:: What is expected ::
Which lines hold the word "تعالى"? Copy each of them.

:: Data records ::
----------
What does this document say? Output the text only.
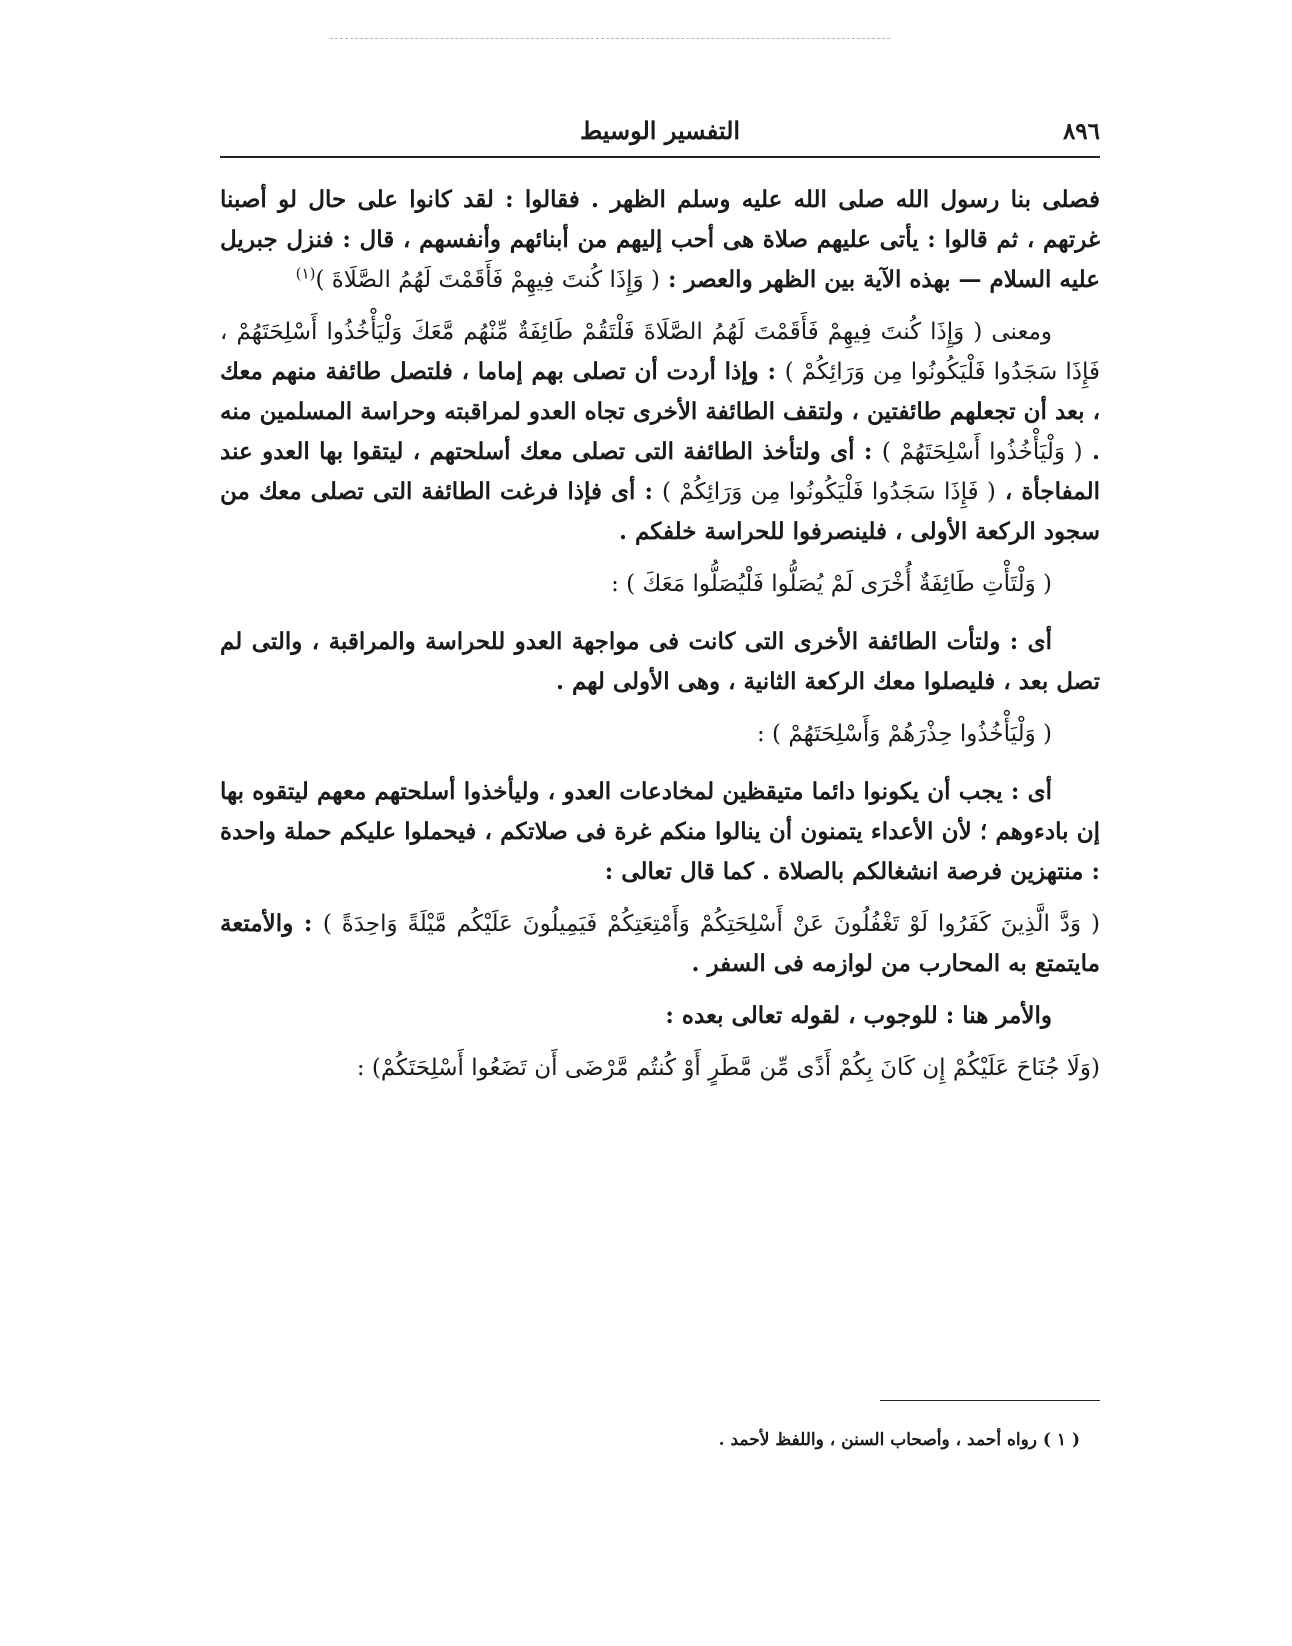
٨٩٦
التفسير الوسيط

فصلى بنا رسول الله صلى الله عليه وسلم الظهر . فقالوا : لقد كانوا على حال لو أصبنا غرتهم ، ثم قالوا : يأتى عليهم صلاة هى أحب إليهم من أبنائهم وأنفسهم ، قال : فنزل جبريل عليه السلام — بهذه الآية بين الظهر والعصر : ( وَإِذَا كُنتَ فِيهِمْ فَأَقَمْتَ لَهُمُ الصَّلَاةَ )$^{(١)}$

ومعنى ( وَإِذَا كُنتَ فِيهِمْ فَأَقَمْتَ لَهُمُ الصَّلَاةَ فَلْتَقُمْ طَائِفَةٌ مِّنْهُم مَّعَكَ وَلْيَأْخُذُوا أَسْلِحَتَهُمْ ، فَإِذَا سَجَدُوا فَلْيَكُونُوا مِن وَرَائِكُمْ ) : وإذا أردت أن تصلى بهم إماما ، فلتصل طائفة منهم معك ، بعد أن تجعلهم طائفتين ، ولتقف الطائفة الأخرى تجاه العدو لمراقبته وحراسة المسلمين منه . ( وَلْيَأْخُذُوا أَسْلِحَتَهُمْ ) : أى ولتأخذ الطائفة التى تصلى معك أسلحتهم ، ليتقوا بها العدو عند المفاجأة ، ( فَإِذَا سَجَدُوا فَلْيَكُونُوا مِن وَرَائِكُمْ ) : أى فإذا فرغت الطائفة التى تصلى معك من سجود الركعة الأولى ، فلينصرفوا للحراسة خلفكم .

( وَلْتَأْتِ طَائِفَةٌ أُخْرَى لَمْ يُصَلُّوا فَلْيُصَلُّوا مَعَكَ ) :

أى : ولتأت الطائفة الأخرى التى كانت فى مواجهة العدو للحراسة والمراقبة ، والتى لم تصل بعد ، فليصلوا معك الركعة الثانية ، وهى الأولى لهم .

( وَلْيَأْخُذُوا حِذْرَهُمْ وَأَسْلِحَتَهُمْ ) :

أى : يجب أن يكونوا دائما متيقظين لمخادعات العدو ، وليأخذوا أسلحتهم معهم ليتقوه بها إن بادءوهم ؛ لأن الأعداء يتمنون أن ينالوا منكم غرة فى صلاتكم ، فيحملوا عليكم حملة واحدة : منتهزين فرصة انشغالكم بالصلاة . كما قال تعالى :

( وَدَّ الَّذِينَ كَفَرُوا لَوْ تَغْفُلُونَ عَنْ أَسْلِحَتِكُمْ وَأَمْتِعَتِكُمْ فَيَمِيلُونَ عَلَيْكُم مَّيْلَةً وَاحِدَةً ) : والأمتعة مايتمتع به المحارب من لوازمه فى السفر .

والأمر هنا : للوجوب ، لقوله تعالى بعده :

(وَلَا جُنَاحَ عَلَيْكُمْ إِن كَانَ بِكُمْ أَذًى مِّن مَّطَرٍ أَوْ كُنتُم مَّرْضَى أَن تَضَعُوا أَسْلِحَتَكُمْ) :

( ١ ) رواه أحمد ، وأصحاب السنن ، واللفظ لأحمد .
----------
:: Finished answer ::
أى : يجب أن يكونوا دائما متيقظين لمخادعات العدو ، وليأخذوا أسلحتهم معهم ليتقوه بها إن بادءوهم ؛ لأن الأعداء يتمنون أن ينالوا منكم غرة فى صلاتكم ، فيحملوا عليكم حملة واحدة : منتهزين فرصة انشغالكم بالصلاة . كما قال تعالى :
والأمر هنا : للوجوب ، لقوله تعالى بعده :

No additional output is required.